REQUEST ▸ Copy the items word for word, from their beginning up to and including the line containing "body paragraph: To improve".

--- Start of ITEMS ---

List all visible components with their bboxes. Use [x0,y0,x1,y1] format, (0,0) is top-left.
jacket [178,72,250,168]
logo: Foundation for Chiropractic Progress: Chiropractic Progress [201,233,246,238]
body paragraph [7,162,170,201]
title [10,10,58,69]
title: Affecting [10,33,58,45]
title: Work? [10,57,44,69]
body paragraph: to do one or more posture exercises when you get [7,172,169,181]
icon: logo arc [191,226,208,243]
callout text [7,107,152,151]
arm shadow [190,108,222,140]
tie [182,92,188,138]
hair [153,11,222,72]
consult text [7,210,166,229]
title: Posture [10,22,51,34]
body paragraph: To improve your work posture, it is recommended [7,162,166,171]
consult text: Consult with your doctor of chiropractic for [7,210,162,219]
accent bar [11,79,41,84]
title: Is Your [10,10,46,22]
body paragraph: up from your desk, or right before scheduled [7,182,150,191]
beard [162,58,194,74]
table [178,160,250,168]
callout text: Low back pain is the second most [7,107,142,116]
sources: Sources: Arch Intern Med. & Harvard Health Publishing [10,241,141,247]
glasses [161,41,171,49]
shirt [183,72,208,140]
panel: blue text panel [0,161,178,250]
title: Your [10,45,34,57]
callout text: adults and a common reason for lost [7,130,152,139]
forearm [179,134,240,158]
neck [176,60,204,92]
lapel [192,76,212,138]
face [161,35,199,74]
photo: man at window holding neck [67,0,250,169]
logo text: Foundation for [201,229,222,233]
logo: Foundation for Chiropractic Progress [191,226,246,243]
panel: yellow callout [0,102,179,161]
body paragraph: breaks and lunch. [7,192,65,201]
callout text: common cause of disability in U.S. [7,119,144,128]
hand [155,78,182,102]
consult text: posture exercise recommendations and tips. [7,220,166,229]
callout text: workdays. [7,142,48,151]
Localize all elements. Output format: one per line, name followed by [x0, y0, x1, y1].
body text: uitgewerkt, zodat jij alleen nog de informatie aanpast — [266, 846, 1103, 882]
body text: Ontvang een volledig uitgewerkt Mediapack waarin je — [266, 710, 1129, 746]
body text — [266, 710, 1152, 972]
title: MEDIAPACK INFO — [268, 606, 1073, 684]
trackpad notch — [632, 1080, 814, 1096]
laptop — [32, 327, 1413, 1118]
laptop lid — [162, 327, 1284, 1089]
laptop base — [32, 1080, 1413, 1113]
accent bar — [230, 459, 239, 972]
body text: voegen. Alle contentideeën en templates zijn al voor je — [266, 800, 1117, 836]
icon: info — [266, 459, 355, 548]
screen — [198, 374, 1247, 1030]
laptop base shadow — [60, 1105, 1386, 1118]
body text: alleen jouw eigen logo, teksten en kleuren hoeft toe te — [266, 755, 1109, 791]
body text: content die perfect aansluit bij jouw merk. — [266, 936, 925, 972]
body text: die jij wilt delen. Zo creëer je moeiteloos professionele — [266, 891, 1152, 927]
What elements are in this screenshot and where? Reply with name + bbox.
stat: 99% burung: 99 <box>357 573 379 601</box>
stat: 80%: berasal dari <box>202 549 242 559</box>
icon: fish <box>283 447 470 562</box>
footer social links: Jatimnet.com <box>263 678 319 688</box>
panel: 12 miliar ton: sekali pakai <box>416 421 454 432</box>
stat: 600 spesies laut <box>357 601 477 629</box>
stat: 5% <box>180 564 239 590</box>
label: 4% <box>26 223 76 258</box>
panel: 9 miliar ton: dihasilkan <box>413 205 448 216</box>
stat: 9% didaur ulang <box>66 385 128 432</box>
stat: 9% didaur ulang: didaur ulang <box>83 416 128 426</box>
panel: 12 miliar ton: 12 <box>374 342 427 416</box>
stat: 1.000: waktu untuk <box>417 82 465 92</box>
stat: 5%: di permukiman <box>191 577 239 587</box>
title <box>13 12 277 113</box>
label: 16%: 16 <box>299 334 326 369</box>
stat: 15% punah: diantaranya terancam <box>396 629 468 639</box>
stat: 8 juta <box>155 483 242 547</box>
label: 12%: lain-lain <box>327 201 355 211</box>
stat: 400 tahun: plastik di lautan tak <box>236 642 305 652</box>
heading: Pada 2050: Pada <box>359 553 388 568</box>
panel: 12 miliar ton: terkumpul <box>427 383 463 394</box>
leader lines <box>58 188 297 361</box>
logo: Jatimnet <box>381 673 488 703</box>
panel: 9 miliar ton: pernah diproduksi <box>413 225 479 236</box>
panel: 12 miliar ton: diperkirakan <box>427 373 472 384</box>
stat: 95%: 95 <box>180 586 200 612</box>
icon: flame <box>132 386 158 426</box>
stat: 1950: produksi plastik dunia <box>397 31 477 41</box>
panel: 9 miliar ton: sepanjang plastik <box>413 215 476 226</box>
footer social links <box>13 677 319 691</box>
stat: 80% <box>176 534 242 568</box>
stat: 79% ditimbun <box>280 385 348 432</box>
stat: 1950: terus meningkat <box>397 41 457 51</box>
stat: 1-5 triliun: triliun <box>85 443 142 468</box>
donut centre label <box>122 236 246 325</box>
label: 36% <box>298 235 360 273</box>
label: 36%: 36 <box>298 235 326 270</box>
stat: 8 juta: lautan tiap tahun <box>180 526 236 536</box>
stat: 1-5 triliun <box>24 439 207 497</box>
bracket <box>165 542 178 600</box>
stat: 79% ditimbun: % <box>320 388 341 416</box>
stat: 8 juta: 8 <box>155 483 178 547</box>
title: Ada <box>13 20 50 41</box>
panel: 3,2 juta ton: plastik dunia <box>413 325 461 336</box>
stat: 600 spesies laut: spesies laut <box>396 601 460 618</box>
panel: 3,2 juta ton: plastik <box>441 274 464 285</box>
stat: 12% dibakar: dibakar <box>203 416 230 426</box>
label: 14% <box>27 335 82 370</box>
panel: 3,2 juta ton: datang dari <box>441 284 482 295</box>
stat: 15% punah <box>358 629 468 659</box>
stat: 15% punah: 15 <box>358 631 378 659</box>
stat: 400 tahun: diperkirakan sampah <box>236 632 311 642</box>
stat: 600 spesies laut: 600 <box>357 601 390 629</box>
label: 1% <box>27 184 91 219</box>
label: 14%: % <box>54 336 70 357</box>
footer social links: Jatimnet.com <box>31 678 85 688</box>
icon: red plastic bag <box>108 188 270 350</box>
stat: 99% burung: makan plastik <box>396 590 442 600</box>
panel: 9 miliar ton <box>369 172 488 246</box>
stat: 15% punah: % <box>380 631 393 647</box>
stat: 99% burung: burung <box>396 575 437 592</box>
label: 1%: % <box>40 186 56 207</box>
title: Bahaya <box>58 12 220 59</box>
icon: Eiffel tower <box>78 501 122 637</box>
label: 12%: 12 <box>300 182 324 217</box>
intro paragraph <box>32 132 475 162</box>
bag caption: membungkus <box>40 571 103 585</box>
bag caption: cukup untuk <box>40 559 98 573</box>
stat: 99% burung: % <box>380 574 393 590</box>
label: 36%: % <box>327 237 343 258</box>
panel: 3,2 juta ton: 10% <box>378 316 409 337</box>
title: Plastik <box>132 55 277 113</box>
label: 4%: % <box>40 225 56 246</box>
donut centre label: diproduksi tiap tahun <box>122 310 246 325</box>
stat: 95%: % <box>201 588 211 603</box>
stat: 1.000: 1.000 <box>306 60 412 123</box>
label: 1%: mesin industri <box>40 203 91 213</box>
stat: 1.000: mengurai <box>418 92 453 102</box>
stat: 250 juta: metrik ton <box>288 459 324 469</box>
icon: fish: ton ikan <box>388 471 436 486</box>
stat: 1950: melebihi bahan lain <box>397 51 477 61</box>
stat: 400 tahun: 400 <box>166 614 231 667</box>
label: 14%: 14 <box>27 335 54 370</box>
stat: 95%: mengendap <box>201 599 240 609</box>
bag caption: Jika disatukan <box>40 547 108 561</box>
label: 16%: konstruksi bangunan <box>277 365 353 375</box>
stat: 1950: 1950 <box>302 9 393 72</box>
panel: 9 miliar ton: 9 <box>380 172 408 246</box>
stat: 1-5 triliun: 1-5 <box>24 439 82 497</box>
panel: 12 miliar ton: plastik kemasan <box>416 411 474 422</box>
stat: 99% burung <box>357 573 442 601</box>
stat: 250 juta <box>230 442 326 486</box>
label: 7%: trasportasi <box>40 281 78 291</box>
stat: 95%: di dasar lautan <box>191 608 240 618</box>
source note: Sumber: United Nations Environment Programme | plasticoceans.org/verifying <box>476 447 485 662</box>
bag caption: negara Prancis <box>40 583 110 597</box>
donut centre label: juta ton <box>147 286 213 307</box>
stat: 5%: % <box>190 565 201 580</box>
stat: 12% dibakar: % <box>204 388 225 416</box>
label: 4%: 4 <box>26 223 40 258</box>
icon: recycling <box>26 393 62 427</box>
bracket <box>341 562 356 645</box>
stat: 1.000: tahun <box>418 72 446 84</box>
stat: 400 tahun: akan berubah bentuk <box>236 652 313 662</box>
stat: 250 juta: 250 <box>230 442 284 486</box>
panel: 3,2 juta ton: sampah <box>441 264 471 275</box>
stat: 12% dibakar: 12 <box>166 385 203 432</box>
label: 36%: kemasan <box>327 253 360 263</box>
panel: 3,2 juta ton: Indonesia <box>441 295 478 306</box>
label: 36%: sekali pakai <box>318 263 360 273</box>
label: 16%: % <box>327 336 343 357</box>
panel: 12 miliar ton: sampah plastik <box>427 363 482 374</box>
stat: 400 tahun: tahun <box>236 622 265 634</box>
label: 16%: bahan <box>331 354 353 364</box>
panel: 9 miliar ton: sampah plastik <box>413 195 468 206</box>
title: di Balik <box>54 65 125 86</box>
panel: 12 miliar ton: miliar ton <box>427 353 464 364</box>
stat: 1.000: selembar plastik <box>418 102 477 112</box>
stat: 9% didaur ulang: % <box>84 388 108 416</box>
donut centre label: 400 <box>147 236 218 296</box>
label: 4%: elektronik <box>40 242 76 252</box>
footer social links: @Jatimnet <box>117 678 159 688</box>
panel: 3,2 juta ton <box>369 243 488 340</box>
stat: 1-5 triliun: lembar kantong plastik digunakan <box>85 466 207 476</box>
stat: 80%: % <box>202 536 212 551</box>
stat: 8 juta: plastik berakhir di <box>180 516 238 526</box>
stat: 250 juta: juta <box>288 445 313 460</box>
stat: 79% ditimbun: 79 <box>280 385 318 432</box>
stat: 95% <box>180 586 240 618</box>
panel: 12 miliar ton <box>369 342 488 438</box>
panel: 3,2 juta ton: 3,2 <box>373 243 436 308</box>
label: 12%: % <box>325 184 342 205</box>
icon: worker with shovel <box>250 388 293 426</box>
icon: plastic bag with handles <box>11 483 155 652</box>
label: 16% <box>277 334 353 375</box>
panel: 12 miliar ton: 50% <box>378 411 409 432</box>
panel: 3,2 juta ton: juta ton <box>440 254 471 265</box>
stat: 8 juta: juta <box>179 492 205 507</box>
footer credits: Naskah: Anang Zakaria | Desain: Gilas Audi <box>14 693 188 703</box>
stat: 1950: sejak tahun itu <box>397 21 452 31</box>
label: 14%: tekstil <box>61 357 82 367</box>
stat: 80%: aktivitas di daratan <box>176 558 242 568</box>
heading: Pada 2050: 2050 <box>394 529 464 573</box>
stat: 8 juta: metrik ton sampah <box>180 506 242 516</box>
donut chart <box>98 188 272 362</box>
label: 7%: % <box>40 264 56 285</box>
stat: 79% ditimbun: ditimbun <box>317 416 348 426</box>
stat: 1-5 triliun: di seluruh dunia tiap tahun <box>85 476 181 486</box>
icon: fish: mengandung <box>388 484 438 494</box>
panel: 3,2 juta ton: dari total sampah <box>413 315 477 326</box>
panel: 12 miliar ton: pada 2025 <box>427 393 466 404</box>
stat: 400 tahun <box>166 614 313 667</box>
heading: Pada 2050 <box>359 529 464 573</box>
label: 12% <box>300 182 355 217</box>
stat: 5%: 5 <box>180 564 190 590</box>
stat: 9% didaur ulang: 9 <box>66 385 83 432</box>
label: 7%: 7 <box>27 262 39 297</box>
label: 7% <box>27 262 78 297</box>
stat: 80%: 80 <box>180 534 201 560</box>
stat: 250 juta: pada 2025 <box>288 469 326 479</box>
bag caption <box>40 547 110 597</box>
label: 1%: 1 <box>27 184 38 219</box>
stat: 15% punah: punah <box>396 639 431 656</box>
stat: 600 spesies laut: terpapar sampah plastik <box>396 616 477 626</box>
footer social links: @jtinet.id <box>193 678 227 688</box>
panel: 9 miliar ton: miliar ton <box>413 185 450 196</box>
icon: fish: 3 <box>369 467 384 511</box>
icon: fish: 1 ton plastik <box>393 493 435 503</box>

--- End of ITEMS ---

SOLUTION TO THIS EXERCISE ▸
List all visible components with their bboxes. Use [x0,y0,x1,y1] format, (0,0) is top-left.
jacket [178,72,250,168]
logo: Foundation for Chiropractic Progress: Chiropractic Progress [201,233,246,238]
body paragraph [7,162,170,201]
title [10,10,58,69]
title: Affecting [10,33,58,45]
title: Work? [10,57,44,69]
body paragraph: to do one or more posture exercises when you get [7,172,169,181]
icon: logo arc [191,226,208,243]
callout text [7,107,152,151]
arm shadow [190,108,222,140]
tie [182,92,188,138]
hair [153,11,222,72]
consult text [7,210,166,229]
title: Posture [10,22,51,34]
body paragraph: To improve your work posture, it is recommended [7,162,166,171]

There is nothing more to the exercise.